#### [Entries from a dataset]

━━━━━━━━━━━━━━━━━━━━━━━━━━━━━━

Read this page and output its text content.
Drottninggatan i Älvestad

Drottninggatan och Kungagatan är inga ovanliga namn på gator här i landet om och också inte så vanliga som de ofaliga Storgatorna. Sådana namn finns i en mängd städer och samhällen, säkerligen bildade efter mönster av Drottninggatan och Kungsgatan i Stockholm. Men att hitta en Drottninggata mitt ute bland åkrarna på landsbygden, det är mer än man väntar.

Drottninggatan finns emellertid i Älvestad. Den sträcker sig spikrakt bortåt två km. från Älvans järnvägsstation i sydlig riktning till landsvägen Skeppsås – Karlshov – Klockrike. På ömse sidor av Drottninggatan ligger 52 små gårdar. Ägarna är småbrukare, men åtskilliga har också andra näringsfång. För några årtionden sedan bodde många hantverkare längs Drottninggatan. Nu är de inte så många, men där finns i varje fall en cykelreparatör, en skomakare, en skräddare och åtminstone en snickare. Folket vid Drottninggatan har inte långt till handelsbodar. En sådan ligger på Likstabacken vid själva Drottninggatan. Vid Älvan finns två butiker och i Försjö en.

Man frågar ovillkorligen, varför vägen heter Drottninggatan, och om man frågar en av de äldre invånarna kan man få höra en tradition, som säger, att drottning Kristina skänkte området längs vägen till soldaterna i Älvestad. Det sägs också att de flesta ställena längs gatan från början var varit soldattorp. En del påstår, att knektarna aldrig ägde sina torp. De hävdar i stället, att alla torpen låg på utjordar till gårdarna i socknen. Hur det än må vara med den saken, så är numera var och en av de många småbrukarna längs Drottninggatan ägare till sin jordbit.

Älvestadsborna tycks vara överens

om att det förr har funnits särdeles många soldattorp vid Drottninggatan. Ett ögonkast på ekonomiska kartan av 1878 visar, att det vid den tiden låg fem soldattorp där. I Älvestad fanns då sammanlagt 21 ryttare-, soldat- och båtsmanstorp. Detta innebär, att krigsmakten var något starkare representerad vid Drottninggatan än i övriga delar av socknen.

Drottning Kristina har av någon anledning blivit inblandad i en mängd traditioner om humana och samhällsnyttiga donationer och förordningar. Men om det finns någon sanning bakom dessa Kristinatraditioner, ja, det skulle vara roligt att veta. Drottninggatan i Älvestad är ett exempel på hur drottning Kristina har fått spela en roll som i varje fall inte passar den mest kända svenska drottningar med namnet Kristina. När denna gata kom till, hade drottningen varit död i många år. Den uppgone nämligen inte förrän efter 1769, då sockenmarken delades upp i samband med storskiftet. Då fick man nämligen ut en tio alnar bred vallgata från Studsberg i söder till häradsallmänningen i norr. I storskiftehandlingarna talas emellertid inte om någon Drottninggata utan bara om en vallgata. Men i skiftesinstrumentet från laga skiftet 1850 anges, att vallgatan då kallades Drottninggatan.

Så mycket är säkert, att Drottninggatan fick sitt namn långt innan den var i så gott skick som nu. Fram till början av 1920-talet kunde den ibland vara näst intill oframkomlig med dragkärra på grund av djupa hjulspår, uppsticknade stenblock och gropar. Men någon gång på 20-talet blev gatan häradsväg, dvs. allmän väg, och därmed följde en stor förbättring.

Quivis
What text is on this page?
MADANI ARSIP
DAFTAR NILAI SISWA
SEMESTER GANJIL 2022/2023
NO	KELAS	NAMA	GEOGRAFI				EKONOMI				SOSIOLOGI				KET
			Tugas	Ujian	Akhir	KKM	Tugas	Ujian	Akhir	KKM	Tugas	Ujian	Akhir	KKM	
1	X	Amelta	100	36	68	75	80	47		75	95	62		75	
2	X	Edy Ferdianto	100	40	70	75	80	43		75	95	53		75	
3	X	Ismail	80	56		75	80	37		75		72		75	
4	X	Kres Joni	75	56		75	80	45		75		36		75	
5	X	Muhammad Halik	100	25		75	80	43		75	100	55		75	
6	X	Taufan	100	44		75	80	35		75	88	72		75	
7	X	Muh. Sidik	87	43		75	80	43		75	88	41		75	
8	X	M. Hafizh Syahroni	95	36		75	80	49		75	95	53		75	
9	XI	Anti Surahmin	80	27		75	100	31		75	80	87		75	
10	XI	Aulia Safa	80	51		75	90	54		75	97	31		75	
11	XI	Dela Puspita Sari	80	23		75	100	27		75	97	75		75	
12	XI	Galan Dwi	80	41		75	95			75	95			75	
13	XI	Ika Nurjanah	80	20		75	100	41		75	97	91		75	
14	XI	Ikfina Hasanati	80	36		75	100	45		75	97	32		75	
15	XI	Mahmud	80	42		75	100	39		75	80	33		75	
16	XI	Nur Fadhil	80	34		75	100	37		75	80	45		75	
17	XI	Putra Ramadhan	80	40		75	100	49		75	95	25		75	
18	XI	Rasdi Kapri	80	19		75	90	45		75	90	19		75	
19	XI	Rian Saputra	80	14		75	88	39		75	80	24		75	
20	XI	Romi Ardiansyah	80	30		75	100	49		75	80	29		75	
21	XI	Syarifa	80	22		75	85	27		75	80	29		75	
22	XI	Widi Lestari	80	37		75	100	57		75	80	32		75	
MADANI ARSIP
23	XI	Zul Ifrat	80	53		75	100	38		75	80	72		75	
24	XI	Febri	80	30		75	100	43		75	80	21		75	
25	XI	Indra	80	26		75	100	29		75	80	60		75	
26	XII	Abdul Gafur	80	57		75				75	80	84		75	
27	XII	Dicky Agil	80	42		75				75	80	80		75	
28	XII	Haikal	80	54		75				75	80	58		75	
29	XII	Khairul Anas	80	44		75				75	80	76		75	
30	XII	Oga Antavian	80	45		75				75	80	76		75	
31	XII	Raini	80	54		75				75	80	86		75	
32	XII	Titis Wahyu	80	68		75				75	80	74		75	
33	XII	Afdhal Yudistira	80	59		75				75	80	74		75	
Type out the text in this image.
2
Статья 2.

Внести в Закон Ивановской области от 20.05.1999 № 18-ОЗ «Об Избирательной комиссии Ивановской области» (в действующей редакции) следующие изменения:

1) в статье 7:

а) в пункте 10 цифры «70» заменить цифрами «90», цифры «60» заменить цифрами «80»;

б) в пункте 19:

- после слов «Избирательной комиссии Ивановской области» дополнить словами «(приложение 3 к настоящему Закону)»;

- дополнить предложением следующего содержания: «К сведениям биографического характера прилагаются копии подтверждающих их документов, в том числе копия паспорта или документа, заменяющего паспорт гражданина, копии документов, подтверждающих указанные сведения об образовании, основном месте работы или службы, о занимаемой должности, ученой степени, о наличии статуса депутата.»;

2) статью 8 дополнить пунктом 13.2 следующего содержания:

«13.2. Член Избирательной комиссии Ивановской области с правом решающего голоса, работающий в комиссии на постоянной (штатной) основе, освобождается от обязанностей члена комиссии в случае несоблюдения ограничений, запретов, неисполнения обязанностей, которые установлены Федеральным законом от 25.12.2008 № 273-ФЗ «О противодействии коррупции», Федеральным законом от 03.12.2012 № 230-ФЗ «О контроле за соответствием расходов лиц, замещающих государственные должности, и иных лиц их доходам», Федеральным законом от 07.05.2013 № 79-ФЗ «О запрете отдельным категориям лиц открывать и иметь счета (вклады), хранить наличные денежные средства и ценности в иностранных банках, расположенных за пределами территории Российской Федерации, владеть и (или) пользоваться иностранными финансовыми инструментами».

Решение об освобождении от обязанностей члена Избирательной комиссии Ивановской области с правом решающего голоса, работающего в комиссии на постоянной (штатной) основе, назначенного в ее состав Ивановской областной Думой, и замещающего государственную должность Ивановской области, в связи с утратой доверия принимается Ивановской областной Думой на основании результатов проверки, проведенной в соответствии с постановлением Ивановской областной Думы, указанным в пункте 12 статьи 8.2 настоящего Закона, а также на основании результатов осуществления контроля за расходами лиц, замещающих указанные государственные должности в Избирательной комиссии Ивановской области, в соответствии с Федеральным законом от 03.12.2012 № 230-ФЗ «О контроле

━━━━━━━━━━━━━━━━━━━━━━━━━━━━━━

#### [STATED TASK]
In the listing above, find each line with the word "this" and copy it.

#### [OUTPUT OF THE TASK]
Read this page and output its text content.
What text is on this page?
Type out the text in this image.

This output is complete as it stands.